-- GOAL OF THE EXERCISE --
Output every line of the records below as a numbered list, omitting blank lines and leaving the pictures out of the answer.

***** MATERIAL FOR THIS TASK *****

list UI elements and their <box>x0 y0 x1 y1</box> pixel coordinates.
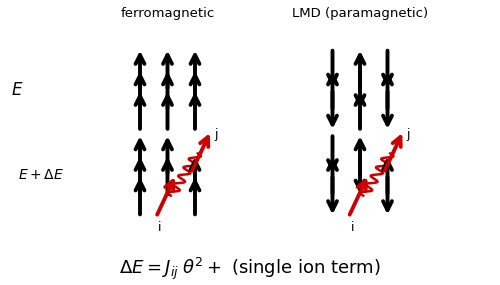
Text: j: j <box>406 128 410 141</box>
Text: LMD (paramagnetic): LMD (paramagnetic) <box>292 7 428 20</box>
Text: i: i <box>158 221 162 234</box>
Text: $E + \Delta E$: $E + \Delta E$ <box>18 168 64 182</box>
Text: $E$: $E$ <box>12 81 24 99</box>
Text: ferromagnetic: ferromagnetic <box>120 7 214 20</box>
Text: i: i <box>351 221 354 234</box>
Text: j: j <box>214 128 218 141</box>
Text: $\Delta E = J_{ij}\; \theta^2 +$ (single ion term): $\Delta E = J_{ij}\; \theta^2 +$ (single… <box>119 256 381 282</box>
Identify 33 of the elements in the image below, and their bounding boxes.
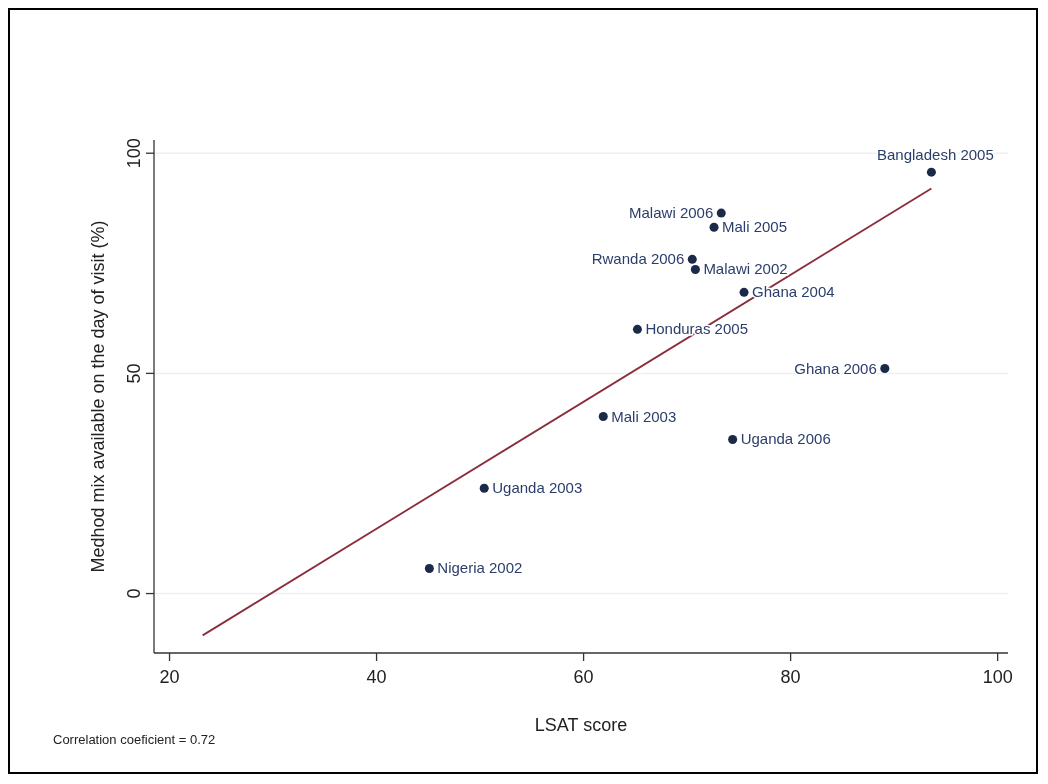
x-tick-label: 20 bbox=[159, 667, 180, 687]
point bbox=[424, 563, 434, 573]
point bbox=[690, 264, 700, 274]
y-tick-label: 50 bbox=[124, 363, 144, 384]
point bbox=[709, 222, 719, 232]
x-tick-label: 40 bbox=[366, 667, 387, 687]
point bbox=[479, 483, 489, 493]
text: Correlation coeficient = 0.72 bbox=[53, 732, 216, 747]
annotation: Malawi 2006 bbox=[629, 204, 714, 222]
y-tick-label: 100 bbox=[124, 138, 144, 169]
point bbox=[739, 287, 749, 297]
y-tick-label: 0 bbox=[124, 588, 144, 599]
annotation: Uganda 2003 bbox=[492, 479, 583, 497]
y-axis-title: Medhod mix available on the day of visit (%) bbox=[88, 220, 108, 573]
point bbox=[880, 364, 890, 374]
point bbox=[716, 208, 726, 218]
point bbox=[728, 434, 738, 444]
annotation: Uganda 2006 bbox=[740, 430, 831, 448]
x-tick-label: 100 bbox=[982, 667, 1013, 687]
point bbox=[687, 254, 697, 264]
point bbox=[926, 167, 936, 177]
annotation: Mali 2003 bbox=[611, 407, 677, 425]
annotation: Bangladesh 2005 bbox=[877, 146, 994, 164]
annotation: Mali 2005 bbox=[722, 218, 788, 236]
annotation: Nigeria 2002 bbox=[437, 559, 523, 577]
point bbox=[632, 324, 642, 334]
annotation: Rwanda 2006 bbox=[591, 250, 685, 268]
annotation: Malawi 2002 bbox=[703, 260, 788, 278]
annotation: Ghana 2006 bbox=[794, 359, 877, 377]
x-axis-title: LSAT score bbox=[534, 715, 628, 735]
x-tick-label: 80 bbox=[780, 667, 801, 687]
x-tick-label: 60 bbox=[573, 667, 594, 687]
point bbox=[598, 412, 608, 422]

*****

-- TASK SOLUTION --
1. list UI elements and their <box>x0 y0 x1 y1</box> pixel coordinates.
2. Text: j: j <box>406 128 410 141</box>
3. Text: LMD (paramagnetic): LMD (paramagnetic) <box>292 7 428 20</box>
4. Text: i: i <box>158 221 162 234</box>
5. Text: $E + \Delta E$: $E + \Delta E$ <box>18 168 64 182</box>
6. Text: $E$: $E$ <box>12 81 24 99</box>
7. Text: ferromagnetic: ferromagnetic <box>120 7 214 20</box>
8. Text: i: i <box>351 221 354 234</box>
9. Text: j: j <box>214 128 218 141</box>
10. Text: $\Delta E = J_{ij}\; \theta^2 +$ (single ion term): $\Delta E = J_{ij}\; \theta^2 +$ (single… <box>119 256 381 282</box>
11. Identify 33 of the elements in the image below, and their bounding boxes.
12. x-tick-label: 20 bbox=[159, 667, 180, 687]
13. point bbox=[424, 563, 434, 573]
14. point bbox=[690, 264, 700, 274]
15. y-tick-label: 50 bbox=[124, 363, 144, 384]
16. point bbox=[709, 222, 719, 232]
17. x-tick-label: 40 bbox=[366, 667, 387, 687]
18. point bbox=[479, 483, 489, 493]
19. text: Correlation coeficient = 0.72 bbox=[53, 732, 216, 747]
20. annotation: Malawi 2006 bbox=[629, 204, 714, 222]
21. y-tick-label: 100 bbox=[124, 138, 144, 169]
22. point bbox=[739, 287, 749, 297]
23. y-tick-label: 0 bbox=[124, 588, 144, 599]
24. annotation: Uganda 2003 bbox=[492, 479, 583, 497]
25. y-axis-title: Medhod mix available on the day of visit (%) bbox=[88, 220, 108, 573]
26. point bbox=[880, 364, 890, 374]
27. point bbox=[716, 208, 726, 218]
28. point bbox=[728, 434, 738, 444]
29. annotation: Uganda 2006 bbox=[740, 430, 831, 448]
30. x-tick-label: 100 bbox=[982, 667, 1013, 687]
31. point bbox=[687, 254, 697, 264]
32. point bbox=[926, 167, 936, 177]
33. annotation: Mali 2003 bbox=[611, 407, 677, 425]
34. annotation: Bangladesh 2005 bbox=[877, 146, 994, 164]
35. annotation: Mali 2005 bbox=[722, 218, 788, 236]
36. annotation: Nigeria 2002 bbox=[437, 559, 523, 577]
37. point bbox=[632, 324, 642, 334]
38. annotation: Rwanda 2006 bbox=[591, 250, 685, 268]
39. annotation: Malawi 2002 bbox=[703, 260, 788, 278]
40. annotation: Ghana 2006 bbox=[794, 359, 877, 377]
41. x-axis-title: LSAT score bbox=[534, 715, 628, 735]
42. x-tick-label: 80 bbox=[780, 667, 801, 687]
43. x-tick-label: 60 bbox=[573, 667, 594, 687]
44. point bbox=[598, 412, 608, 422]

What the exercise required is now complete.